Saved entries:
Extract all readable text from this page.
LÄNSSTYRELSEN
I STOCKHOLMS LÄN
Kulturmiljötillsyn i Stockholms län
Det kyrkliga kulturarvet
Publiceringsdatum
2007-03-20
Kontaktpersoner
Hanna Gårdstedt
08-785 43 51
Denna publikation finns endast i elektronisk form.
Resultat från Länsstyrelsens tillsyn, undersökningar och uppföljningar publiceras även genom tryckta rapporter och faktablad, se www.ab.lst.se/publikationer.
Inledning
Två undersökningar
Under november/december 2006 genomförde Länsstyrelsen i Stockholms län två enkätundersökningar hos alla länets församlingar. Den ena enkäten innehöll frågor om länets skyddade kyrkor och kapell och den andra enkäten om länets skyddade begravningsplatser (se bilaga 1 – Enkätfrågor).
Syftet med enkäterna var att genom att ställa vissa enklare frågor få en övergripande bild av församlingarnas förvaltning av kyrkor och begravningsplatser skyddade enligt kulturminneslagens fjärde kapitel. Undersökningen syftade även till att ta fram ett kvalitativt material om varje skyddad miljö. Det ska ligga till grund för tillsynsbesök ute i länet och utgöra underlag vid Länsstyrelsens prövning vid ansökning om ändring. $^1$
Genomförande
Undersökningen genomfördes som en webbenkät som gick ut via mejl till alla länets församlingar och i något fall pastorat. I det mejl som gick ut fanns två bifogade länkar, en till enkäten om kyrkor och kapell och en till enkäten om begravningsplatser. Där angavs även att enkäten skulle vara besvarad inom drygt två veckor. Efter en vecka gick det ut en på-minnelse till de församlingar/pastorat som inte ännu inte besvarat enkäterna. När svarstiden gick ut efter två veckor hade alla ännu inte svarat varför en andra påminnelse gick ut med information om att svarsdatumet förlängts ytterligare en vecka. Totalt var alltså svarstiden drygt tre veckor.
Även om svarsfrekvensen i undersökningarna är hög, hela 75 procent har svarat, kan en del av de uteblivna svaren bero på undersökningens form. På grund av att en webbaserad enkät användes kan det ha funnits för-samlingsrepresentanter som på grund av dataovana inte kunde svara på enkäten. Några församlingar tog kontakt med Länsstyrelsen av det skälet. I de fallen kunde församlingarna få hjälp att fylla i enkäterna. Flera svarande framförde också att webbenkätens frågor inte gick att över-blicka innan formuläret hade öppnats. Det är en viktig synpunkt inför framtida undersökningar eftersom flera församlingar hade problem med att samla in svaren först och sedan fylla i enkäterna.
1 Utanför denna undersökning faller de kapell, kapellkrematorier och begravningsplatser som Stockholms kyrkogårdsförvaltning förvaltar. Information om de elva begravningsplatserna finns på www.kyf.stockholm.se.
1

* **TASK OBJECTIVE**
Across all the records above, how many lines hold the word "finns"? Answer with only that number.

* **EXERCISE RESPONSE**
2